Dataset entries

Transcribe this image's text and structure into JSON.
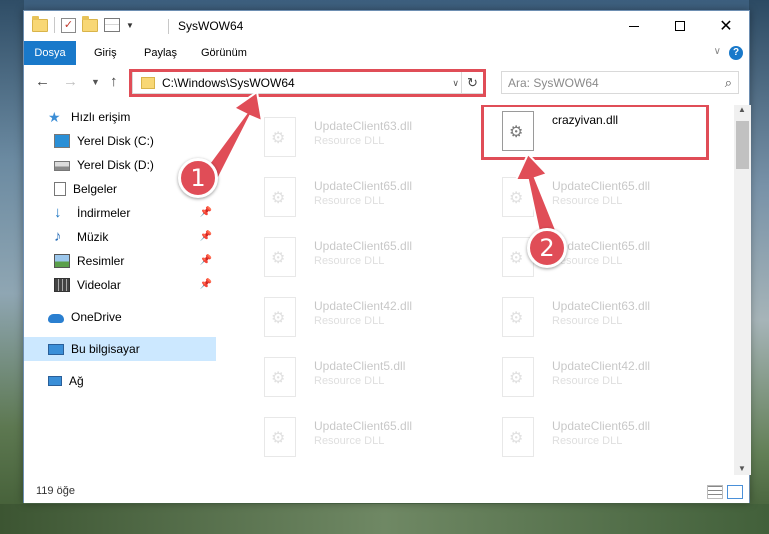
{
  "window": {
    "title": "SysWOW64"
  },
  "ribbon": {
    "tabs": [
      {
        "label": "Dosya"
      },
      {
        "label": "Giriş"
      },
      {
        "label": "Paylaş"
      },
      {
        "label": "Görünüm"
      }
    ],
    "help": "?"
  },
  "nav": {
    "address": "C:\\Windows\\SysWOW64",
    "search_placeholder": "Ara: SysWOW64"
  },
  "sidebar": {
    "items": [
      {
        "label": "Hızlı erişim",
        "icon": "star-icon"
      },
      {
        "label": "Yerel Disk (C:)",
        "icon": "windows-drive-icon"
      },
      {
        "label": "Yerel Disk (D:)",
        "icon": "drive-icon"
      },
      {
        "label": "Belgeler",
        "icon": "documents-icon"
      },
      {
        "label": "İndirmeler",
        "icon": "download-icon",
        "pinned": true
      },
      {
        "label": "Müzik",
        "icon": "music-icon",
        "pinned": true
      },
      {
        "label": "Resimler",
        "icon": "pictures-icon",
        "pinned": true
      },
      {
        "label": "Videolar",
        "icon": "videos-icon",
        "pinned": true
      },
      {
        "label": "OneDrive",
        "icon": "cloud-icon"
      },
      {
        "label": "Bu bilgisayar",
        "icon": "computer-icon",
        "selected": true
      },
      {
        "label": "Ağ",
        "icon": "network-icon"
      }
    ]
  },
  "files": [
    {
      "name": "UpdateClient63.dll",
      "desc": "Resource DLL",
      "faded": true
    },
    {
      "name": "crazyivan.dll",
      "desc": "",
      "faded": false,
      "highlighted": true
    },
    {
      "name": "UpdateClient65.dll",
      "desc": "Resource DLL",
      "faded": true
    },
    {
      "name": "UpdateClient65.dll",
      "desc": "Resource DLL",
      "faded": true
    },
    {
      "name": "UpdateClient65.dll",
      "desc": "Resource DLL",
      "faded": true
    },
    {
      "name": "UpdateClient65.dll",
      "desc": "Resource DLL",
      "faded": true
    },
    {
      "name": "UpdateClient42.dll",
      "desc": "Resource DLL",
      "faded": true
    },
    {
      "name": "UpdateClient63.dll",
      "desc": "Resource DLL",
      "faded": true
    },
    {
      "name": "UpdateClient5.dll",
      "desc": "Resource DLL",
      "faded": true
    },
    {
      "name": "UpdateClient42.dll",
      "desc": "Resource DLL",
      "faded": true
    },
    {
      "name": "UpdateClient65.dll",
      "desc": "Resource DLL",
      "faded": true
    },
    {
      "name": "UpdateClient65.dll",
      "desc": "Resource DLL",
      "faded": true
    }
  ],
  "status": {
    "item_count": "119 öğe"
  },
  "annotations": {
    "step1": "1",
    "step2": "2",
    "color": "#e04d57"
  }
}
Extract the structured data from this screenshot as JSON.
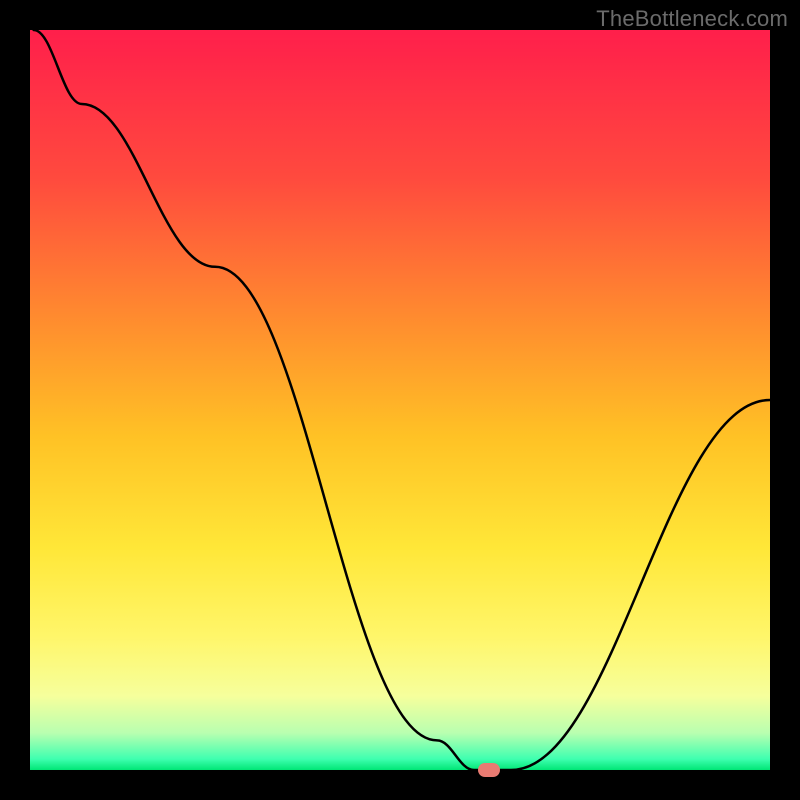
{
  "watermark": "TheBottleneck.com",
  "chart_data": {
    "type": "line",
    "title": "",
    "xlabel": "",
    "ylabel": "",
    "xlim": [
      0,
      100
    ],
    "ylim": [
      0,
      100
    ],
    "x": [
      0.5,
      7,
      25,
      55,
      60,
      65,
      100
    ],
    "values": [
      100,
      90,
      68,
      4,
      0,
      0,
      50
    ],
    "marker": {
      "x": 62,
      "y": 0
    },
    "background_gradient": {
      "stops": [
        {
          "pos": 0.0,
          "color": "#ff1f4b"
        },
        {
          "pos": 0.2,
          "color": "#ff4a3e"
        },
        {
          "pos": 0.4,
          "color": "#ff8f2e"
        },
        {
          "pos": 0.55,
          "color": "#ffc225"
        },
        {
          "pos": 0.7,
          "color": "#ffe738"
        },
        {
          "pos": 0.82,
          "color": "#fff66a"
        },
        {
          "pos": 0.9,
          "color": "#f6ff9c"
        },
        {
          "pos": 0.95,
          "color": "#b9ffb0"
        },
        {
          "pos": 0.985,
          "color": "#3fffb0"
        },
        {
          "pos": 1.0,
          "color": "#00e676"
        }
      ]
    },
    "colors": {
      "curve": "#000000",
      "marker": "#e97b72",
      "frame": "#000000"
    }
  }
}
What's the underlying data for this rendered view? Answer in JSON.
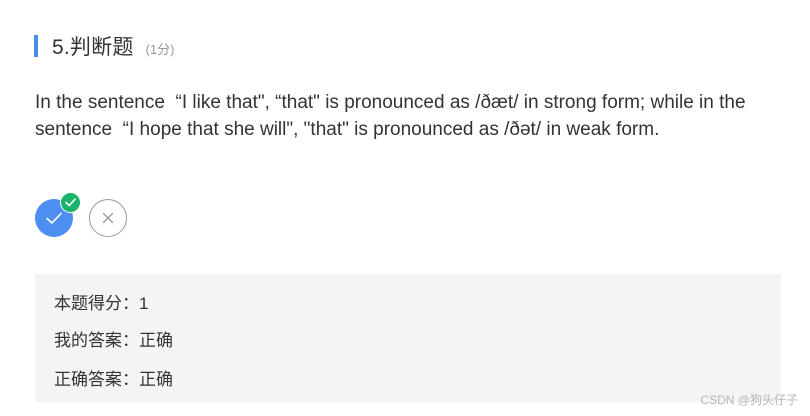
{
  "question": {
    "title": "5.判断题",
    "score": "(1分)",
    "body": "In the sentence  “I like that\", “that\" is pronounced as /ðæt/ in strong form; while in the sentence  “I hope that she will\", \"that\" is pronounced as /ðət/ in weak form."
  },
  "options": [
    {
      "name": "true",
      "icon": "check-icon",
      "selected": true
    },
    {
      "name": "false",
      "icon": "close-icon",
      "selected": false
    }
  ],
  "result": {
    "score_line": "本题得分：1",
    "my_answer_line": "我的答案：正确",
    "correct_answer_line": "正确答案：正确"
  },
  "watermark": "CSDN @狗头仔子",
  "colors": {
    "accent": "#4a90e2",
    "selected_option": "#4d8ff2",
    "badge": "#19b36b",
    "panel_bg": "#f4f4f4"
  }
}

**Given exercise**
Nothing in the entries should change as you copy them, except that the pictures are left out.

**Reply**
Transcribe this image's text and structure into JSON.
{
  "window": {
    "title": "SysWOW64"
  },
  "ribbon": {
    "tabs": [
      {
        "label": "Dosya"
      },
      {
        "label": "Giriş"
      },
      {
        "label": "Paylaş"
      },
      {
        "label": "Görünüm"
      }
    ],
    "help": "?"
  },
  "nav": {
    "address": "C:\\Windows\\SysWOW64",
    "search_placeholder": "Ara: SysWOW64"
  },
  "sidebar": {
    "items": [
      {
        "label": "Hızlı erişim",
        "icon": "star-icon"
      },
      {
        "label": "Yerel Disk (C:)",
        "icon": "windows-drive-icon"
      },
      {
        "label": "Yerel Disk (D:)",
        "icon": "drive-icon"
      },
      {
        "label": "Belgeler",
        "icon": "documents-icon"
      },
      {
        "label": "İndirmeler",
        "icon": "download-icon",
        "pinned": true
      },
      {
        "label": "Müzik",
        "icon": "music-icon",
        "pinned": true
      },
      {
        "label": "Resimler",
        "icon": "pictures-icon",
        "pinned": true
      },
      {
        "label": "Videolar",
        "icon": "videos-icon",
        "pinned": true
      },
      {
        "label": "OneDrive",
        "icon": "cloud-icon"
      },
      {
        "label": "Bu bilgisayar",
        "icon": "computer-icon",
        "selected": true
      },
      {
        "label": "Ağ",
        "icon": "network-icon"
      }
    ]
  },
  "files": [
    {
      "name": "UpdateClient63.dll",
      "desc": "Resource DLL",
      "faded": true
    },
    {
      "name": "crazyivan.dll",
      "desc": "",
      "faded": false,
      "highlighted": true
    },
    {
      "name": "UpdateClient65.dll",
      "desc": "Resource DLL",
      "faded": true
    },
    {
      "name": "UpdateClient65.dll",
      "desc": "Resource DLL",
      "faded": true
    },
    {
      "name": "UpdateClient65.dll",
      "desc": "Resource DLL",
      "faded": true
    },
    {
      "name": "UpdateClient65.dll",
      "desc": "Resource DLL",
      "faded": true
    },
    {
      "name": "UpdateClient42.dll",
      "desc": "Resource DLL",
      "faded": true
    },
    {
      "name": "UpdateClient63.dll",
      "desc": "Resource DLL",
      "faded": true
    },
    {
      "name": "UpdateClient5.dll",
      "desc": "Resource DLL",
      "faded": true
    },
    {
      "name": "UpdateClient42.dll",
      "desc": "Resource DLL",
      "faded": true
    },
    {
      "name": "UpdateClient65.dll",
      "desc": "Resource DLL",
      "faded": true
    },
    {
      "name": "UpdateClient65.dll",
      "desc": "Resource DLL",
      "faded": true
    }
  ],
  "status": {
    "item_count": "119 öğe"
  },
  "annotations": {
    "step1": "1",
    "step2": "2",
    "color": "#e04d57"
  }
}
Extract the structured data from this screenshot as JSON.
{
  "watermark": "TheBottleneck.com",
  "chart_data": {
    "type": "line",
    "title": "",
    "xlabel": "",
    "ylabel": "",
    "xlim": [
      0,
      100
    ],
    "ylim": [
      0,
      100
    ],
    "x": [
      0.5,
      7,
      25,
      55,
      60,
      65,
      100
    ],
    "values": [
      100,
      90,
      68,
      4,
      0,
      0,
      50
    ],
    "marker": {
      "x": 62,
      "y": 0
    },
    "background_gradient": {
      "stops": [
        {
          "pos": 0.0,
          "color": "#ff1f4b"
        },
        {
          "pos": 0.2,
          "color": "#ff4a3e"
        },
        {
          "pos": 0.4,
          "color": "#ff8f2e"
        },
        {
          "pos": 0.55,
          "color": "#ffc225"
        },
        {
          "pos": 0.7,
          "color": "#ffe738"
        },
        {
          "pos": 0.82,
          "color": "#fff66a"
        },
        {
          "pos": 0.9,
          "color": "#f6ff9c"
        },
        {
          "pos": 0.95,
          "color": "#b9ffb0"
        },
        {
          "pos": 0.985,
          "color": "#3fffb0"
        },
        {
          "pos": 1.0,
          "color": "#00e676"
        }
      ]
    },
    "colors": {
      "curve": "#000000",
      "marker": "#e97b72",
      "frame": "#000000"
    }
  }
}
What's the underlying data for this rendered view? Answer in JSON.
{
  "question": {
    "title": "5.判断题",
    "score": "(1分)",
    "body": "In the sentence  “I like that\", “that\" is pronounced as /ðæt/ in strong form; while in the sentence  “I hope that she will\", \"that\" is pronounced as /ðət/ in weak form."
  },
  "options": [
    {
      "name": "true",
      "icon": "check-icon",
      "selected": true
    },
    {
      "name": "false",
      "icon": "close-icon",
      "selected": false
    }
  ],
  "result": {
    "score_line": "本题得分：1",
    "my_answer_line": "我的答案：正确",
    "correct_answer_line": "正确答案：正确"
  },
  "watermark": "CSDN @狗头仔子",
  "colors": {
    "accent": "#4a90e2",
    "selected_option": "#4d8ff2",
    "badge": "#19b36b",
    "panel_bg": "#f4f4f4"
  }
}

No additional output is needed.